■ **Tasks**:
1 - Translate into Spanish this sentence from the piece on Zimbabwe's liberation war below: "Do we need to keep asking who liberated Zimbabwe?"
2 - Revise the piece on Zimbabwe's liberation war below. Start with "We who lived" and go on through "were more visible.", and put "sea" in place of "water".
3 - Extend the piece on Zimbabwe's liberation war below with further text that follows on from its final sentence.

But then, for a long time, we've been hearing about heroes whose main qualification was a position in the ruling party. Do we need to keep asking who liberated Zimbabwe? Was it one party, or was it all of us?
We who lived through it thought it was the people's struggle, not one party's. Yes, ZANU's part was important, but they'd not have got very far without the support of the people. They themselves used the Maoist image of fighters moving among the people “like fish in water”. If the water hadn't been there, they'd have looked pretty silly.
The people were the water in which they hid, and the people all suffered when the enemy started shooting and bombing at random, trying to flush them out. We all know the mujibhas and chimbwidos probably ran bigger risks than the fighters because they were not armed and they were more visible.
The Rhodies didn't believe that the parents of those young people didn't know what their sons and daughters were up to. Why should they? We all knew more or less, and knew there were things it was wiser that we didn't know.
That's how it was in the early years of the war, and not only in areas where ZANU operated. Things changed a bit as the war went on. It became clear that the settler regime could not defeat the united people with much of Africa, the socialist bloc and progressive people in the West behind them.

■ **Data supplied**:
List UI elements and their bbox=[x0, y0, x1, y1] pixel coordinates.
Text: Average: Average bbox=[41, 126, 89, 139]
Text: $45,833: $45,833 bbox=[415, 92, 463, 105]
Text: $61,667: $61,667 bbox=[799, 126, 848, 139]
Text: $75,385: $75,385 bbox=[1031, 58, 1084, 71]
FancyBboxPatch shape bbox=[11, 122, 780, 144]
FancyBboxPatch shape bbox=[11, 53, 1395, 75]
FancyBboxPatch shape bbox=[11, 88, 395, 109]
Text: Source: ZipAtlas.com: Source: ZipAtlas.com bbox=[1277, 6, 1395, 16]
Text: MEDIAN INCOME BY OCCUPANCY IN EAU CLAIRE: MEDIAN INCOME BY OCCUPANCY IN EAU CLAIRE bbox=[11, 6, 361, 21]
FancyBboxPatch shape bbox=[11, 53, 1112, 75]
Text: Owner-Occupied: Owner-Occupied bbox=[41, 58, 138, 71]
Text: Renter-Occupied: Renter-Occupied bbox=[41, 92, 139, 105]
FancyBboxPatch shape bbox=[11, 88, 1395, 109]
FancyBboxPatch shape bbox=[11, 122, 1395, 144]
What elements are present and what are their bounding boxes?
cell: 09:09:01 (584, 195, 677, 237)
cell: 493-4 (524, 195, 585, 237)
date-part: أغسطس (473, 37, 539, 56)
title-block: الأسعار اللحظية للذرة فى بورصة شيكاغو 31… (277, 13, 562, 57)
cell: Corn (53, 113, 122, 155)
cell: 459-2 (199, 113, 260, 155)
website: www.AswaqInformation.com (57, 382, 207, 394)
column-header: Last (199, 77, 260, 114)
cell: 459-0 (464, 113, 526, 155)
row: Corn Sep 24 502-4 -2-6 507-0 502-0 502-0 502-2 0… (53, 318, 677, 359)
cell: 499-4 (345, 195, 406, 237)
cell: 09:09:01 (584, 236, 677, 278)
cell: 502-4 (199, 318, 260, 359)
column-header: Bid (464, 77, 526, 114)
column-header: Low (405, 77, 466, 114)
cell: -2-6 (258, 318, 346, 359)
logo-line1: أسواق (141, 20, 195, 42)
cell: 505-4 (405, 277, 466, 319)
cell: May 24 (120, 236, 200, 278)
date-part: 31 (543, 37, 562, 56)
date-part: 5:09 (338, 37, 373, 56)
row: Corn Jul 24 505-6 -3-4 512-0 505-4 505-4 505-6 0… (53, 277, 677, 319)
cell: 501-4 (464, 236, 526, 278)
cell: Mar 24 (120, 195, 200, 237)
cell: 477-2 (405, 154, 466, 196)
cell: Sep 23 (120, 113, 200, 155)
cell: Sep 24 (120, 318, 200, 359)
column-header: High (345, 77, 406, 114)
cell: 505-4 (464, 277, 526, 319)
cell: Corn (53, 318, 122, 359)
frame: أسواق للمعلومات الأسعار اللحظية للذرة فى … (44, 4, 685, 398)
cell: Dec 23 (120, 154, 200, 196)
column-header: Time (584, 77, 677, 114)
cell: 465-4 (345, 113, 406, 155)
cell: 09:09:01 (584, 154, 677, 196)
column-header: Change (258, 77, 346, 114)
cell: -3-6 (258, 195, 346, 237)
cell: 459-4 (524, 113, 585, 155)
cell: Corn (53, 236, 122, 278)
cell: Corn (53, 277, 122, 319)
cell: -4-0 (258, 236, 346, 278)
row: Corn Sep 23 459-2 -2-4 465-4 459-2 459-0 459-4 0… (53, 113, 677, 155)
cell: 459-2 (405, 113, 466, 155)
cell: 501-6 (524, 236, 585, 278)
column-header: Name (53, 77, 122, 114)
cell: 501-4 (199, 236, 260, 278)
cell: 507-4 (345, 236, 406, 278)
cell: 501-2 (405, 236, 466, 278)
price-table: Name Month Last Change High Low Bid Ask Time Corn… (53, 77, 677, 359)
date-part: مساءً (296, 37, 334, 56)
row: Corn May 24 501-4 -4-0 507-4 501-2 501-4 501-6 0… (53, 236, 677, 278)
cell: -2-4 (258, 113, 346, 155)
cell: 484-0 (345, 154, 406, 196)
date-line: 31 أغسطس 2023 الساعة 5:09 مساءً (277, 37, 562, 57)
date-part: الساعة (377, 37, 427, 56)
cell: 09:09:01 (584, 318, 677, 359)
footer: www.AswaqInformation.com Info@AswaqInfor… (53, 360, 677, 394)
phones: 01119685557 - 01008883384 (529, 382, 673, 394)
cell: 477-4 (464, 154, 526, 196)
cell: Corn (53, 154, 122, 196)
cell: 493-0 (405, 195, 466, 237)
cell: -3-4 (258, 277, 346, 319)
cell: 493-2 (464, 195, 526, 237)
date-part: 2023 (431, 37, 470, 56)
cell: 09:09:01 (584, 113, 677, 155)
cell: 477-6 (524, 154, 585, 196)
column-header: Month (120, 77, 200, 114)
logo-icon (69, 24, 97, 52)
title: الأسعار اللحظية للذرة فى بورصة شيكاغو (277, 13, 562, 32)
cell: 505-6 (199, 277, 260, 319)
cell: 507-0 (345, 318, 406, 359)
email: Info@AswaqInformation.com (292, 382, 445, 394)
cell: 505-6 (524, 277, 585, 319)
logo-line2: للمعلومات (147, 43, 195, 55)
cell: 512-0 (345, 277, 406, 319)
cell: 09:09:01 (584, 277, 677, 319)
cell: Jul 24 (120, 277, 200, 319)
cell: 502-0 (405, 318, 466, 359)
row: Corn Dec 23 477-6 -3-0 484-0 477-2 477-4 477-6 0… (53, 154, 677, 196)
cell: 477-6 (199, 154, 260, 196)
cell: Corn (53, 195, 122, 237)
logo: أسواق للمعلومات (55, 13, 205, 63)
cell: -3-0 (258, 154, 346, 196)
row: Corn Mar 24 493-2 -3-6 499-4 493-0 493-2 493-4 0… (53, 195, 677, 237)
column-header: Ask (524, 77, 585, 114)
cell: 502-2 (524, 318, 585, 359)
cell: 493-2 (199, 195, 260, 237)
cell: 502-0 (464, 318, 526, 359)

---

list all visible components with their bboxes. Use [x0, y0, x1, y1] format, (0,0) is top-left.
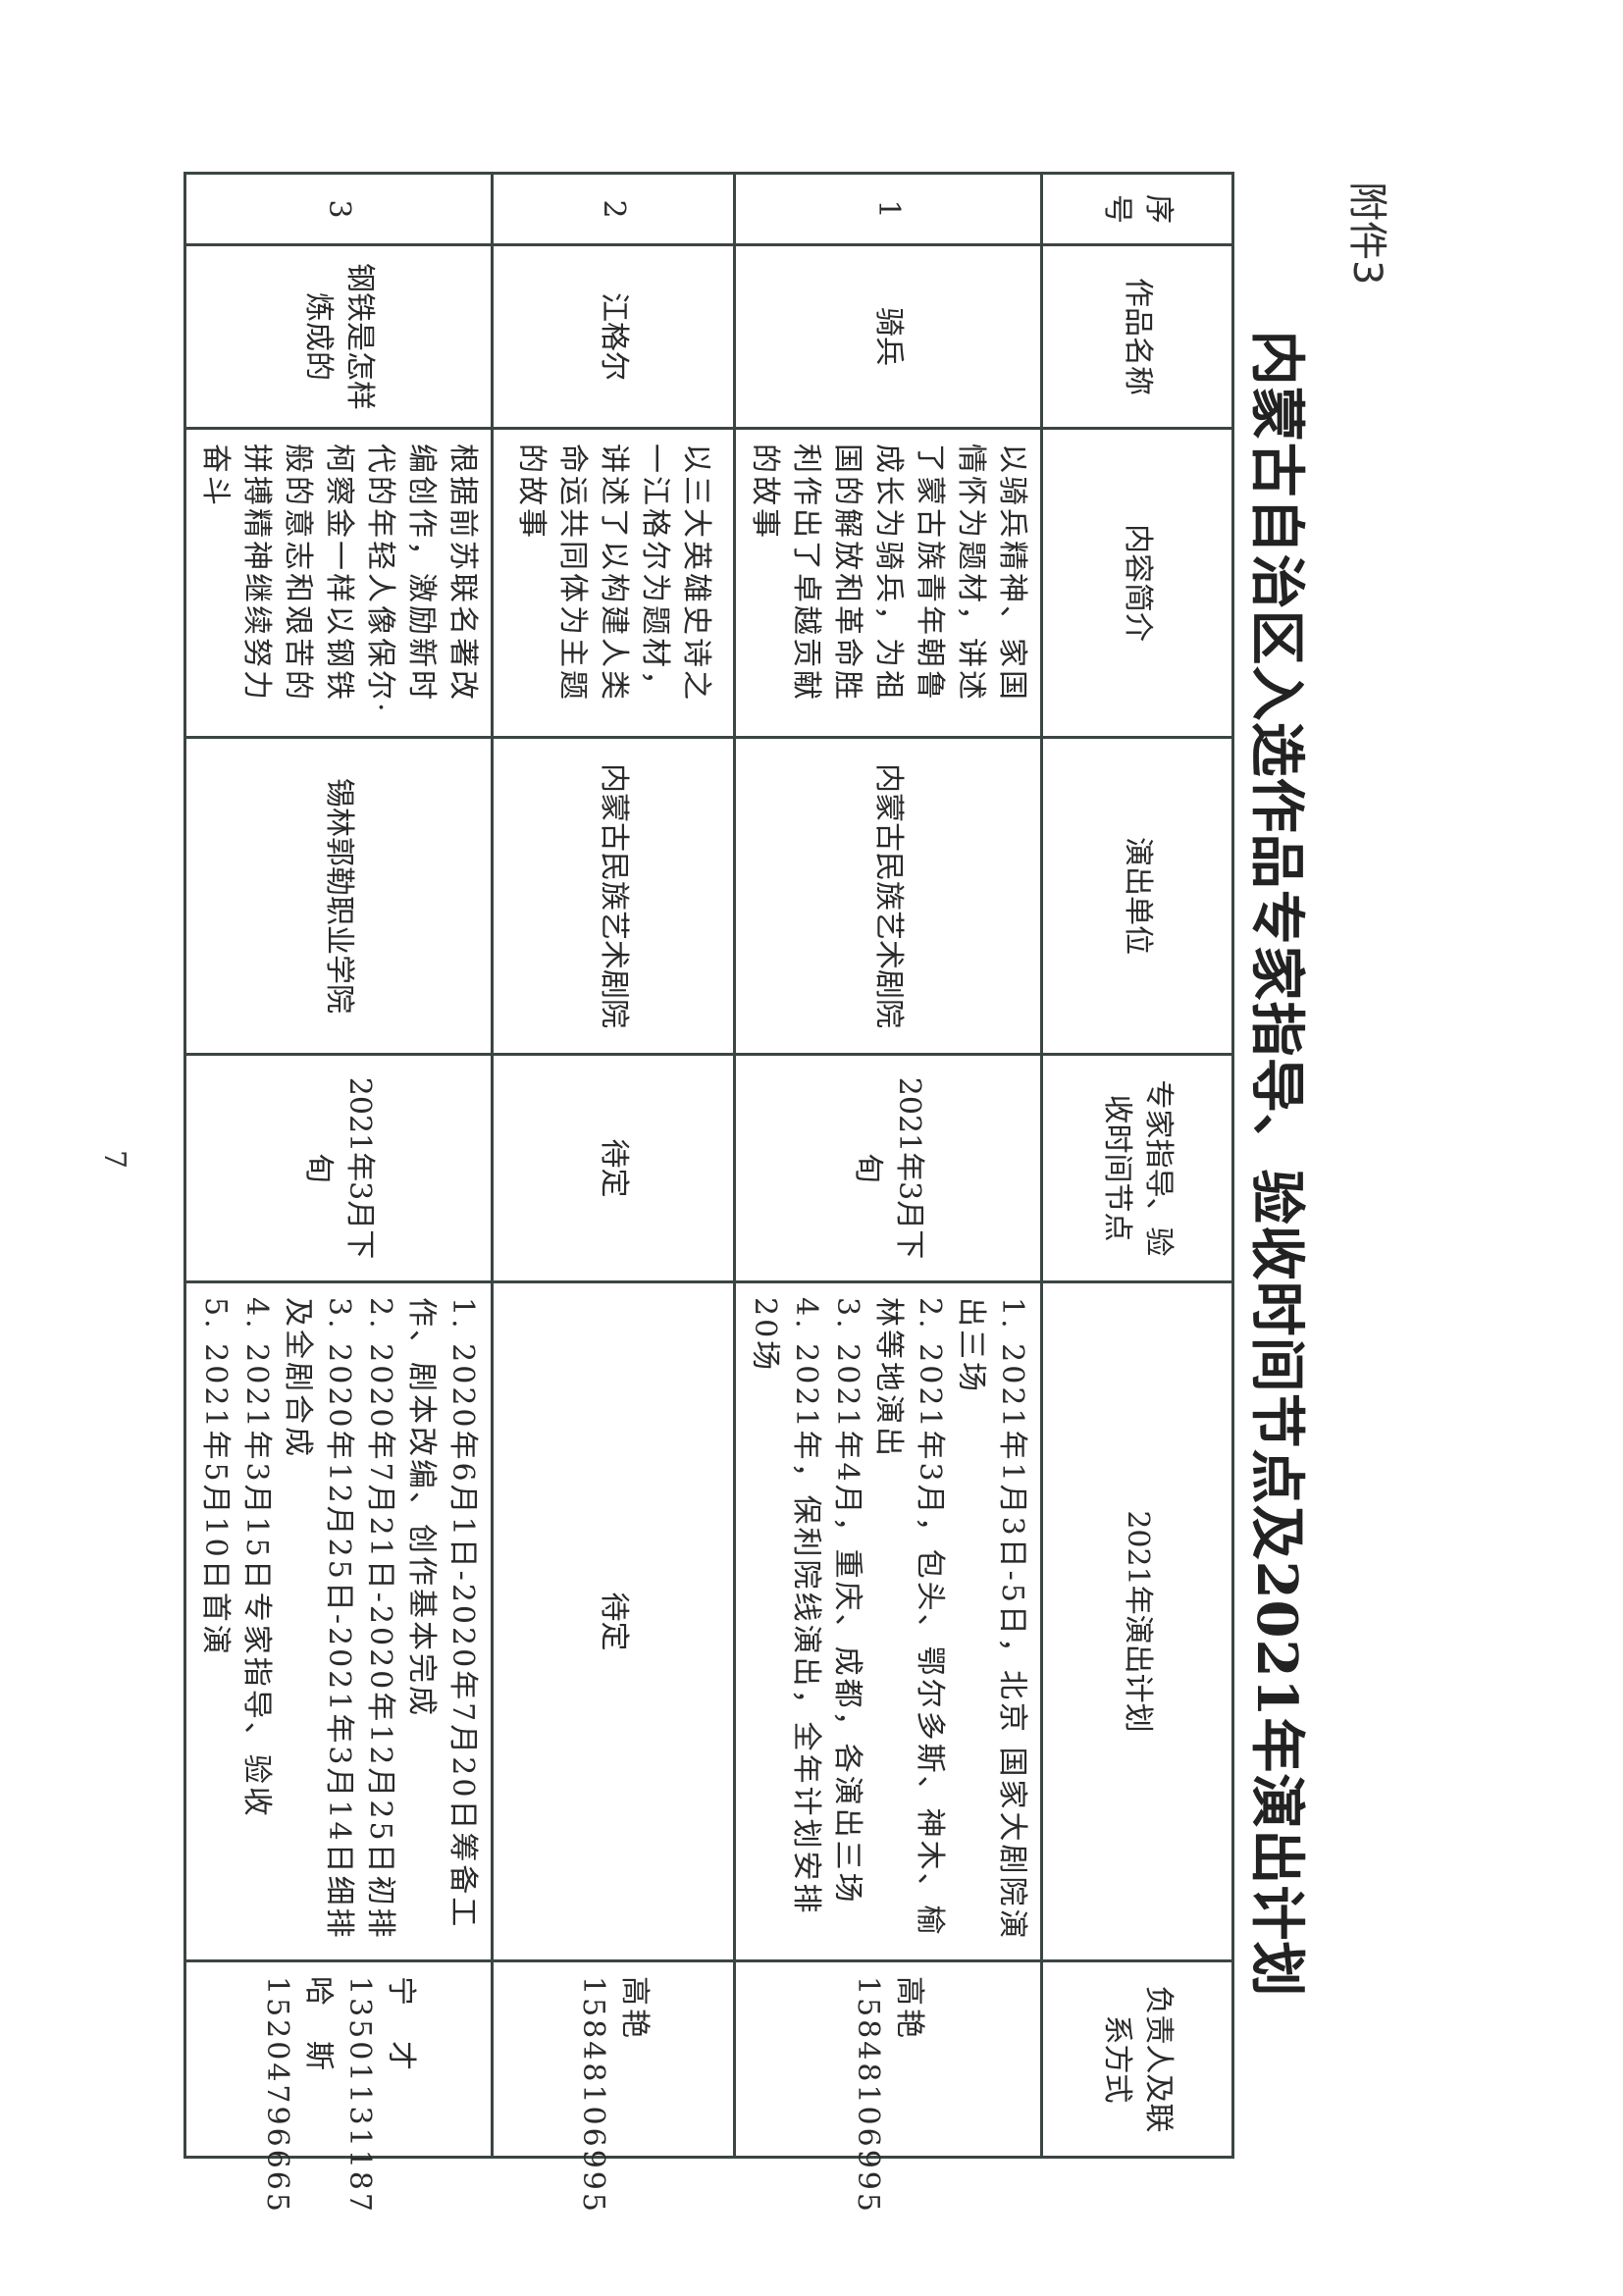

* * *

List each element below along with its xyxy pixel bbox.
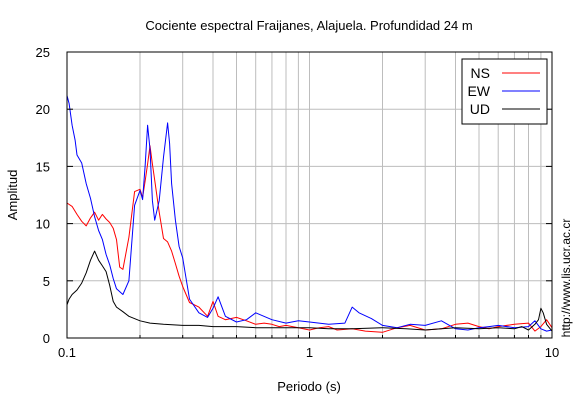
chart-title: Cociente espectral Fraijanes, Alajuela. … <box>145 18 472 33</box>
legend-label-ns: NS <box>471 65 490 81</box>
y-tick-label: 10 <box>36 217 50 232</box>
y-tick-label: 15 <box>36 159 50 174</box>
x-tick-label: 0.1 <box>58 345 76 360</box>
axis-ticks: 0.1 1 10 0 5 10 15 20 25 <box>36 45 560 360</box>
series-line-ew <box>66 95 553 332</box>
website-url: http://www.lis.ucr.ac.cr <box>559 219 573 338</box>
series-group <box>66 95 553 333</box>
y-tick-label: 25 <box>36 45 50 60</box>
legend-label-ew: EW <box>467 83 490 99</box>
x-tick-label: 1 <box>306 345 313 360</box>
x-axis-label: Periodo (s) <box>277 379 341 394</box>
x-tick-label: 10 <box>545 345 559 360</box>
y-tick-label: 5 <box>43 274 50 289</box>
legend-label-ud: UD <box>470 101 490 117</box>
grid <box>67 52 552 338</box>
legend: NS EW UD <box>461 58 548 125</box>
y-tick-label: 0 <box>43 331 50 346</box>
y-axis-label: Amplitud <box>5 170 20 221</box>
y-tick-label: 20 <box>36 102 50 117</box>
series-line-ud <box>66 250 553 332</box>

■ **Responses in order**:
1 - ¿Necesitamos seguir preguntando quién liberó Zimbabue?

2 -
We who lived through it thought it was the people's struggle, not one party's. Yes, ZANU's part was important, but they'd not have got very far without the support of the people. They themselves used the Maoist image of fighters moving among the people “like fish in sea”. If the sea hadn't been there, they'd have looked pretty silly.
The people were the sea in which they hid, and the people all suffered when the enemy started shooting and bombing at random, trying to flush them out. We all know the mujibhas and chimbwidos probably ran bigger risks than the fighters because they were not armed and they were more visible.

3 -
Their own supporters fled. Look at the figures for white school enrolments, which halved during the 1970s. Emigration figures are less reliable, because anyone who said they were leaving the country for good was allowed to take less money than they would have been allowed for an overseas holiday.
Clearly, parents sent their children out to school then “went on holiday” and joined them. Some disagreed with the racist regime. More probably just saw that Smith was a loser. By 1980, a reasonable guess is that there were only 100,000 whites left in the country. Smith recruited mercenaries to strengthen his army. They came, talking big about this being the frontline in a worldwide crusade against communism and were generously paid for their support.
But when the going got really tough, they remembered the mercenaries' motto: “He who fights and runs away lives to fight another day.” That left the poor old (or young) Rhodie troopers out on their own under fire. It couldn't go on like this. You didn't need to believe in any marxist historical inevitability; you didn't even need your own set of hakata to see the end.
ZANU were not slow to see the inevitable outcome. The settler regime was doomed. The only question was: which party would take over from them.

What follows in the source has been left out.